TASK INPUT -
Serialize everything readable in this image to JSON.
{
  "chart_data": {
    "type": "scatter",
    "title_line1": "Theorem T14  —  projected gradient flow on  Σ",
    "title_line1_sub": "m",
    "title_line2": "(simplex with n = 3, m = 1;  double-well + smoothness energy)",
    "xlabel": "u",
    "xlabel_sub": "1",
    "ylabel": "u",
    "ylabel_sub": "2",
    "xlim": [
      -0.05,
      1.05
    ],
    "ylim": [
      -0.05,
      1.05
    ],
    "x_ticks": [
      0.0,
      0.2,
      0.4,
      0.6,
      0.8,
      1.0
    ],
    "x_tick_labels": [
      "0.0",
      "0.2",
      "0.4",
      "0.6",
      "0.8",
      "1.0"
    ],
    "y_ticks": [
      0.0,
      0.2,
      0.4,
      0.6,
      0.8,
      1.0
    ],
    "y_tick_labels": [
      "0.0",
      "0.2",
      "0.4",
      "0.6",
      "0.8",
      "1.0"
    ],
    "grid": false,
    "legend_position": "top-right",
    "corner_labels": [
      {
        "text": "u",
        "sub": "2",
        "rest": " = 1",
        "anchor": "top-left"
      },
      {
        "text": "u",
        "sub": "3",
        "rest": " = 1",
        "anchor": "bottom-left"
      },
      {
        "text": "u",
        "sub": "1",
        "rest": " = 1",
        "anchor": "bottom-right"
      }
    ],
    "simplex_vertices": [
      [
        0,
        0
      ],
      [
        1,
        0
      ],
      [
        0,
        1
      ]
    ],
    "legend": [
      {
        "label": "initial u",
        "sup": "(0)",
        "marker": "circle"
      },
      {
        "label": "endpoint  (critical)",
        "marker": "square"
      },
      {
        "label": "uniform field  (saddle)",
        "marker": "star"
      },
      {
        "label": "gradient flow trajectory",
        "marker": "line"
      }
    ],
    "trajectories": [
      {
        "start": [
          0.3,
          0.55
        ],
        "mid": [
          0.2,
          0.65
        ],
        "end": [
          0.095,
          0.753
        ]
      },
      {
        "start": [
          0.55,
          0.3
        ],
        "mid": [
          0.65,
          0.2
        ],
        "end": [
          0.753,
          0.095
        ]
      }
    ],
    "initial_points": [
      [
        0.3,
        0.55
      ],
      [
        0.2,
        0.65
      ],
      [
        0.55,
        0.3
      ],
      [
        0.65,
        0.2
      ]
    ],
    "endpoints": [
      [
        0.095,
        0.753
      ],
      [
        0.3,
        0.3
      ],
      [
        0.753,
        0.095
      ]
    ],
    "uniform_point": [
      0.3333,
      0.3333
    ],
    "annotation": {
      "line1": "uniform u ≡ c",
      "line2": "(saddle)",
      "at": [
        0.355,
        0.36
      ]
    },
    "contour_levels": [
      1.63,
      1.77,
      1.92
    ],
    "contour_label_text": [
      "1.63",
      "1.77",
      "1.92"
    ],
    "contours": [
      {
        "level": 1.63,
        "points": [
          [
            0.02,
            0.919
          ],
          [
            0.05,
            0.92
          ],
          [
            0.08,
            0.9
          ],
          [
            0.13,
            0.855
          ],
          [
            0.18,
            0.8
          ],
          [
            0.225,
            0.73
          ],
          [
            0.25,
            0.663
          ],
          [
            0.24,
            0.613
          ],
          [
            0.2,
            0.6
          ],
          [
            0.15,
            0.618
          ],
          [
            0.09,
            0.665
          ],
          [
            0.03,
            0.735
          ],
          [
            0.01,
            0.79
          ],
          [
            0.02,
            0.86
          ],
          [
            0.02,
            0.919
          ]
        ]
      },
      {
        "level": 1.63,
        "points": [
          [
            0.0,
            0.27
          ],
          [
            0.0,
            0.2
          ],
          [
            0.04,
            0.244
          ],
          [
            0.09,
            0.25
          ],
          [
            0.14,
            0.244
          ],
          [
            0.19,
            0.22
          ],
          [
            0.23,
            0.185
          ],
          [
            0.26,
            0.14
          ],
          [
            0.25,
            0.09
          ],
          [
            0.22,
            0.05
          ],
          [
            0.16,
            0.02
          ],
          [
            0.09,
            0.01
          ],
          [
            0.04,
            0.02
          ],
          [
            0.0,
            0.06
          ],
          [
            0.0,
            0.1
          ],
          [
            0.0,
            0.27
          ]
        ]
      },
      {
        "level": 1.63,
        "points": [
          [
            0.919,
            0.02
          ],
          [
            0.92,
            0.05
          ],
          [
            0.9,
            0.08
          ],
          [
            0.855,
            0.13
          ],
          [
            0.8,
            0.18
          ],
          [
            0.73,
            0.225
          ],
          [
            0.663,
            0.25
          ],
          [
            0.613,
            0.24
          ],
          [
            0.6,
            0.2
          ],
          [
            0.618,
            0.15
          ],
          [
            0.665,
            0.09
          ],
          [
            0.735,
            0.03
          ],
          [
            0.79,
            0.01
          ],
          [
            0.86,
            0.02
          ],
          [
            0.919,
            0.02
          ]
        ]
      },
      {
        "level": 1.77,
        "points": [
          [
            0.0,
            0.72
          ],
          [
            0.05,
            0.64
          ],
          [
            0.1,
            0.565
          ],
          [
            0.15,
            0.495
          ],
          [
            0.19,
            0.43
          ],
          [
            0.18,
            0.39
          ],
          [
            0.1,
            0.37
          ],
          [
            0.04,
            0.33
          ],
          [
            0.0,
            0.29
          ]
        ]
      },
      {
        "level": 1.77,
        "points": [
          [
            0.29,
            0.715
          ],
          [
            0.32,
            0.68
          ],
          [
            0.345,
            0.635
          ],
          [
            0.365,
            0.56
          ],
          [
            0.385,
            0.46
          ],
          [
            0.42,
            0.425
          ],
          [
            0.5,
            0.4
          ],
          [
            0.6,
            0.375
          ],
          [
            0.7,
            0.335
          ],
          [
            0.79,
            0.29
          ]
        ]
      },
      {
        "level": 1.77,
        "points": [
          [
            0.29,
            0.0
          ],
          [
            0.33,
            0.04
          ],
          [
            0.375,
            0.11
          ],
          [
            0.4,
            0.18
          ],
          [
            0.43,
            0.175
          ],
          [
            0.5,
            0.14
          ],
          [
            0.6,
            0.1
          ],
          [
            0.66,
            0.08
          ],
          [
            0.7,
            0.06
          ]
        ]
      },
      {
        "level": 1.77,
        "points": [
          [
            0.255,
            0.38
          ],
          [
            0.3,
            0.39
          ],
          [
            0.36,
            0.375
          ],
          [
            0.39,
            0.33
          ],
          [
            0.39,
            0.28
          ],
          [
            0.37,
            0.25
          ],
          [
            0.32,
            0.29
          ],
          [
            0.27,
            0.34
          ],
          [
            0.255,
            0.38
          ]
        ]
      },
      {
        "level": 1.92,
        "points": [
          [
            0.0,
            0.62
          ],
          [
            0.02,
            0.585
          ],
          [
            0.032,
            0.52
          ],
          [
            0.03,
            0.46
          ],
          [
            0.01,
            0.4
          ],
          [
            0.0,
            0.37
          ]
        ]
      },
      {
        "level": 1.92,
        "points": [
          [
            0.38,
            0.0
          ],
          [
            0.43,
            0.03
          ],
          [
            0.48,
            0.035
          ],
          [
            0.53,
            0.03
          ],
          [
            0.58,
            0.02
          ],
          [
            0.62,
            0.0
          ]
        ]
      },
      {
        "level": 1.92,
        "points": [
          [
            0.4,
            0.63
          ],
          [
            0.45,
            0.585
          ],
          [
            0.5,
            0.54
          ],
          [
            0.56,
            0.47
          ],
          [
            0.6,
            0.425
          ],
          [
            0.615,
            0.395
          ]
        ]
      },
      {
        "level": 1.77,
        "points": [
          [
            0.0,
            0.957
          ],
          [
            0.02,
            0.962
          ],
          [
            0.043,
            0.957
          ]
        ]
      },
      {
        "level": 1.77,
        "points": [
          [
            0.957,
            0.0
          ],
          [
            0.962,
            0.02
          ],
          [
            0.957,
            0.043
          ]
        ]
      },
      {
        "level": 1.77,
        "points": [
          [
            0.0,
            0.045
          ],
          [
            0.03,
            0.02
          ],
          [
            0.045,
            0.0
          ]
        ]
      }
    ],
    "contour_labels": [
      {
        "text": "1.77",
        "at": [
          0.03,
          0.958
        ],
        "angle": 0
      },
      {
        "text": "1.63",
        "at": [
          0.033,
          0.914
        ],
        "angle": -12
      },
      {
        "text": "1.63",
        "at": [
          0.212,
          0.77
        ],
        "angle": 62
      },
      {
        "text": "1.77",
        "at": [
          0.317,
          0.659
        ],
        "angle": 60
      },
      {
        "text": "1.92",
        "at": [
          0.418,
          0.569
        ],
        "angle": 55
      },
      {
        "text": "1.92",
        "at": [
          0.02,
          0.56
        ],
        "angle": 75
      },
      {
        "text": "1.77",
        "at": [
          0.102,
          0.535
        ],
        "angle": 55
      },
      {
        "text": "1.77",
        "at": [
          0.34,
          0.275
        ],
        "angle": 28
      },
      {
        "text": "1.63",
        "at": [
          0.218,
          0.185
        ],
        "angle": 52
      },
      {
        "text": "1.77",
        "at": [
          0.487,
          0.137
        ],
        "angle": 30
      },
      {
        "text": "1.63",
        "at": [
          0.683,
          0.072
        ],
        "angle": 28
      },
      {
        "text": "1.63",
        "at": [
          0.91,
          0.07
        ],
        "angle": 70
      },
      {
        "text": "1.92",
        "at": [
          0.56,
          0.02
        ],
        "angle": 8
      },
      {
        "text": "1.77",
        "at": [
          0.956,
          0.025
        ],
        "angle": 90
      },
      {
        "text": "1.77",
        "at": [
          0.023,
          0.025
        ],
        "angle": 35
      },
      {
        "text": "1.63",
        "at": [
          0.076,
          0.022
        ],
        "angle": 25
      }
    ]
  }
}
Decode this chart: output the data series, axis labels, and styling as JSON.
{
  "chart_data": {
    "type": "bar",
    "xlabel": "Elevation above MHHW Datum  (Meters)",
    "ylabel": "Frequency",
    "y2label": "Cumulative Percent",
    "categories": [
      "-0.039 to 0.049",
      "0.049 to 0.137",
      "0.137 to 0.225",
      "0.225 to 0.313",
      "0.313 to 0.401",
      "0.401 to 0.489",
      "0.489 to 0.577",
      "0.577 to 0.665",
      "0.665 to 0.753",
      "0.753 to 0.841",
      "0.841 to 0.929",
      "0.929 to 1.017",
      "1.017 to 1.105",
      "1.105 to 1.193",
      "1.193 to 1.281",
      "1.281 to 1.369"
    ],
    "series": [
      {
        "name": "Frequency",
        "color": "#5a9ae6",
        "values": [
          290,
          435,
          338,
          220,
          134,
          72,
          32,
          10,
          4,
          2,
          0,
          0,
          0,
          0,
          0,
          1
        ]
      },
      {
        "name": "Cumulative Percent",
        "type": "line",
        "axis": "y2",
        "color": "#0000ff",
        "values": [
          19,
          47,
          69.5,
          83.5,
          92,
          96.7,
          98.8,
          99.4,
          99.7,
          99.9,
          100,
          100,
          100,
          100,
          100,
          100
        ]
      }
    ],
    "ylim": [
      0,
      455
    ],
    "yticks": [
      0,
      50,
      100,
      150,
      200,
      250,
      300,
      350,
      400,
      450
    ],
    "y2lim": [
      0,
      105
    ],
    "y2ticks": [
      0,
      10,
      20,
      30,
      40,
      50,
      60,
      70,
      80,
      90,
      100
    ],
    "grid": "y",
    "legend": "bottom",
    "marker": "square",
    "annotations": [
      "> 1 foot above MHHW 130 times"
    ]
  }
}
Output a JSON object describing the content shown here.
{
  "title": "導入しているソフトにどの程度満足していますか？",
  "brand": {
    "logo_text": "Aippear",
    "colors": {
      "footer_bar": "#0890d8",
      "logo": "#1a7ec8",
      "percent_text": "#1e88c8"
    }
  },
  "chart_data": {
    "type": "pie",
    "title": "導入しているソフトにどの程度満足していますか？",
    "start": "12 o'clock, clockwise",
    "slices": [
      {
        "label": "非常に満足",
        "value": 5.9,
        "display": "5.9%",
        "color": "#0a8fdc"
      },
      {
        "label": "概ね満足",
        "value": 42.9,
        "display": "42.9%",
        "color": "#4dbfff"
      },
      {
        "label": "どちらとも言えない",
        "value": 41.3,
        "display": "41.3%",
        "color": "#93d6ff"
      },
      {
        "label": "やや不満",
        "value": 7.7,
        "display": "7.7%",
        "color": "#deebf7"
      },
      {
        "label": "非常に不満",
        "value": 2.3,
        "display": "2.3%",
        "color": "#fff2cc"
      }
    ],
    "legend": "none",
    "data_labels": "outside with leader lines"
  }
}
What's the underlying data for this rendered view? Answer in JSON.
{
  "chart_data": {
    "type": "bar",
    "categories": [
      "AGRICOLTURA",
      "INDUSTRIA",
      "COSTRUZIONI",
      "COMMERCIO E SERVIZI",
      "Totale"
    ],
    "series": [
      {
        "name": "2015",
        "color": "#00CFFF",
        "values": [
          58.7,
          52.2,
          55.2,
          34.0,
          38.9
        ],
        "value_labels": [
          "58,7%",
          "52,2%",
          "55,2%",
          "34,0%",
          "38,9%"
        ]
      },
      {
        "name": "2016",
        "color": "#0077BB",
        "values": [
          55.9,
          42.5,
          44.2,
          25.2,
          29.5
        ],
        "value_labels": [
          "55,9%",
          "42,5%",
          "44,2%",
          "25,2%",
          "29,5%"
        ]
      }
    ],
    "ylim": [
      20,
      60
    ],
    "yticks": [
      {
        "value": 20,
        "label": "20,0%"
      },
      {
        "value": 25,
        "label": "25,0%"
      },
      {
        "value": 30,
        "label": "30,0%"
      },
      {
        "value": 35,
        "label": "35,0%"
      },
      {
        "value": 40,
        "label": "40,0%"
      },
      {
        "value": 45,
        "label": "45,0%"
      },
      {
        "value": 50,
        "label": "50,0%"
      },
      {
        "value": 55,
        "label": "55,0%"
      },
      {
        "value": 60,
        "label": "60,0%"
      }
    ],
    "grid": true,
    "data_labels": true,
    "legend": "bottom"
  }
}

SET EXERCISE - Reply with one number only: the count of lines in the entries that contain "axis".

EXERCISE OUTPUT - 2